Search the material and gather each line with "Probability" in it.

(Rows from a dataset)
● ● ● ●

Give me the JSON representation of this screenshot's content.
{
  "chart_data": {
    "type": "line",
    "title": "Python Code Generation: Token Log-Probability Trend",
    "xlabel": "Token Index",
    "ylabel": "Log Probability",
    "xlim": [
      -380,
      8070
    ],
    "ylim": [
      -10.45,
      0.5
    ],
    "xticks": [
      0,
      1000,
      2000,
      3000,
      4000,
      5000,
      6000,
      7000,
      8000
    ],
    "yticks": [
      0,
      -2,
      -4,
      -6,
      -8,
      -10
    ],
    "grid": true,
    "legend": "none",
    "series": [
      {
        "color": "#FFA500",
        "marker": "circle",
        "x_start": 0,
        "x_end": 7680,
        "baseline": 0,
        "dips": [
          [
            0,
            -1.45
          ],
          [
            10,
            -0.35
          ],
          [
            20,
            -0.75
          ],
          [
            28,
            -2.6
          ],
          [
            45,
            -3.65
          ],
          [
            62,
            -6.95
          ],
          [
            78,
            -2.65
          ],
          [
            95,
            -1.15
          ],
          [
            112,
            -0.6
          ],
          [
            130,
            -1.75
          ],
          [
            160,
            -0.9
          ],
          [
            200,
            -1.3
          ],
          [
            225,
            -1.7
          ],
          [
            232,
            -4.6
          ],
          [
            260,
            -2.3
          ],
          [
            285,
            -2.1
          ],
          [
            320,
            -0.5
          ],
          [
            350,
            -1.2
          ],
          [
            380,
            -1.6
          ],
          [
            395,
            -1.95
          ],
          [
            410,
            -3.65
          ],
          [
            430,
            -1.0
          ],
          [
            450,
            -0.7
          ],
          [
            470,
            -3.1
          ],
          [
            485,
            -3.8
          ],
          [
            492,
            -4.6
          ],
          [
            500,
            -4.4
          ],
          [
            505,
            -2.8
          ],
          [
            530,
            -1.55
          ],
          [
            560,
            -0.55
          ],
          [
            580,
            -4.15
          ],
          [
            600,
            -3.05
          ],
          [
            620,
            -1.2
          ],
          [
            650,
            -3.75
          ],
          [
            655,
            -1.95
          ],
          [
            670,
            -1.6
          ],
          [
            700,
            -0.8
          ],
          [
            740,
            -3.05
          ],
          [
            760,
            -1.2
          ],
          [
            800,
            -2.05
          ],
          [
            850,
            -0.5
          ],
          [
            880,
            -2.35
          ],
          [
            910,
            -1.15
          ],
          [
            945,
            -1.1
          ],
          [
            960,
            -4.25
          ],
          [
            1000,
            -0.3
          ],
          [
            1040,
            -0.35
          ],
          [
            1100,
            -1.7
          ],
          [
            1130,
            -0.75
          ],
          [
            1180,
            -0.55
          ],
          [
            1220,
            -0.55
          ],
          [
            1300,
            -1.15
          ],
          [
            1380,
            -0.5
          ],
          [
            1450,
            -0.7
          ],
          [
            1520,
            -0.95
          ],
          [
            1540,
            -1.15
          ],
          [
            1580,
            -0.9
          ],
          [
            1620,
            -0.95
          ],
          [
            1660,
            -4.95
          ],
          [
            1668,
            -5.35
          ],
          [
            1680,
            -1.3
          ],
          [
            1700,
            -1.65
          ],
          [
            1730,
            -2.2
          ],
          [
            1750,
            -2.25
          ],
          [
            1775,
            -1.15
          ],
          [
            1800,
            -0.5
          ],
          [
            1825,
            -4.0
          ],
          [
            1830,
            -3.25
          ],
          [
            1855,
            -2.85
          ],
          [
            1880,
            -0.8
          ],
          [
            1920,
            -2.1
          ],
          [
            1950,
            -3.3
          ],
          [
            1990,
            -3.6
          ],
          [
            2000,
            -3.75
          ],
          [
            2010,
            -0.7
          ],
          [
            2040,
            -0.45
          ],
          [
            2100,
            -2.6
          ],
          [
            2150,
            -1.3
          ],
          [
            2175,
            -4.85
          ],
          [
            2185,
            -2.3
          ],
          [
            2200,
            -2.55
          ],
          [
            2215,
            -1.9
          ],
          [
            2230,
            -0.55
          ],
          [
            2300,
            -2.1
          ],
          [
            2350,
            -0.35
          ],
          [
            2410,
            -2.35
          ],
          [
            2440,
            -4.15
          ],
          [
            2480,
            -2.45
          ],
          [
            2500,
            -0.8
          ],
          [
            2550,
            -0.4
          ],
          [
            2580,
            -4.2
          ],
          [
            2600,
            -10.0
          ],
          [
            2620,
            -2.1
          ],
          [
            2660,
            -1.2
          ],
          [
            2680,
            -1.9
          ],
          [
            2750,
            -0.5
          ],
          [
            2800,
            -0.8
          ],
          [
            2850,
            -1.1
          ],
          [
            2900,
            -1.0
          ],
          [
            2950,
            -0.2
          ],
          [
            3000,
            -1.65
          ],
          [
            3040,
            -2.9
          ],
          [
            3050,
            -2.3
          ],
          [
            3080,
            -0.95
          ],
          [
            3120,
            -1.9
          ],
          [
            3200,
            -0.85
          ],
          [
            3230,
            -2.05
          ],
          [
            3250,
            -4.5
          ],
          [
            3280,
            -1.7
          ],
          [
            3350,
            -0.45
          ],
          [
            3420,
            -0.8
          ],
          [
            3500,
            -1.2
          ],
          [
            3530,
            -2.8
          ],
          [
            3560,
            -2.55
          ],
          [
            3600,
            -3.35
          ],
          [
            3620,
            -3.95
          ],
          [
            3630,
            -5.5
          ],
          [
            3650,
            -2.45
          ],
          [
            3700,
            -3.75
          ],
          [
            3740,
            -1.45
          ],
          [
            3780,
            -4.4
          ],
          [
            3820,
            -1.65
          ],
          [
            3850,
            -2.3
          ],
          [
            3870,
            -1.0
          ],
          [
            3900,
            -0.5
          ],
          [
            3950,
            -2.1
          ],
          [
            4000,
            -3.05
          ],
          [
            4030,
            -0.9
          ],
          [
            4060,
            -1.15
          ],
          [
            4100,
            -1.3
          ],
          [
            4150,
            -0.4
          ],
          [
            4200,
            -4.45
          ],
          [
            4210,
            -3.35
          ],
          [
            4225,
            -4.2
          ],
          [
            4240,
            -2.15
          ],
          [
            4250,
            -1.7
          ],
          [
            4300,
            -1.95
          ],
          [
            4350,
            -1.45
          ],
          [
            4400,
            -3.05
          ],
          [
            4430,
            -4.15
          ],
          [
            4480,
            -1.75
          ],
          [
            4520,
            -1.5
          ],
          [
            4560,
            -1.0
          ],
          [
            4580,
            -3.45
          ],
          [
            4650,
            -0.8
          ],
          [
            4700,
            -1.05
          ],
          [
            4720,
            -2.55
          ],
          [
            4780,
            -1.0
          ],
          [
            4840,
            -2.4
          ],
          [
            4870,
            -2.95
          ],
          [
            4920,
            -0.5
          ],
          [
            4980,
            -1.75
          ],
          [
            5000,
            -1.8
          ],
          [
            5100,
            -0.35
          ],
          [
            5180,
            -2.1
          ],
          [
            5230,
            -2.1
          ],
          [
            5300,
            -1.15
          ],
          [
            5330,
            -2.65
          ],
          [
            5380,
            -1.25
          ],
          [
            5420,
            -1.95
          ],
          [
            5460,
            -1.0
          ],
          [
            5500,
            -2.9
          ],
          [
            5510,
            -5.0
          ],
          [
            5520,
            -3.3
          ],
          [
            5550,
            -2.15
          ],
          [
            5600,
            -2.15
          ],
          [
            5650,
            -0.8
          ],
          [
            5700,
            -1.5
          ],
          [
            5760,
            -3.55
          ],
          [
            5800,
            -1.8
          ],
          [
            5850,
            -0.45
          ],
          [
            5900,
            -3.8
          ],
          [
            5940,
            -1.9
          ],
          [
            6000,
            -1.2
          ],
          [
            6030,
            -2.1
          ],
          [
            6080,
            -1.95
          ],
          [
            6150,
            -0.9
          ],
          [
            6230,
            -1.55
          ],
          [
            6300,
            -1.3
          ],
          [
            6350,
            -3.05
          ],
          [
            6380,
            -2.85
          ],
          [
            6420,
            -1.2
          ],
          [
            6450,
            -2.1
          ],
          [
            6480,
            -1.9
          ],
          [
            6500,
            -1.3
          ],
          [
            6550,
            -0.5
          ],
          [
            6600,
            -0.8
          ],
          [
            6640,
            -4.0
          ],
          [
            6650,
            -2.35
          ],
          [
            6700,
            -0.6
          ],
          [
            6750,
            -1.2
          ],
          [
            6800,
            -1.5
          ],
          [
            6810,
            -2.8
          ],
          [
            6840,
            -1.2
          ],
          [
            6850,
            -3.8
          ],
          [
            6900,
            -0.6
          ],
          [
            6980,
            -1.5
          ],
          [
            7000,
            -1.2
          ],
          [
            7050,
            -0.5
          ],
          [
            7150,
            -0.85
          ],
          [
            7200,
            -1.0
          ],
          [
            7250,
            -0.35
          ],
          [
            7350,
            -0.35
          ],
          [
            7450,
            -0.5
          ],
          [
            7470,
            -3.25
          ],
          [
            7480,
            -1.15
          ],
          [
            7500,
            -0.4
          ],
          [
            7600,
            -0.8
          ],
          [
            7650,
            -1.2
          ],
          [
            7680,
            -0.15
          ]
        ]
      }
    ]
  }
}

● ● ● ●

Exercise output:
    "title": "Python Code Generation: Token Log-Probability Trend",
    "ylabel": "Log Probability",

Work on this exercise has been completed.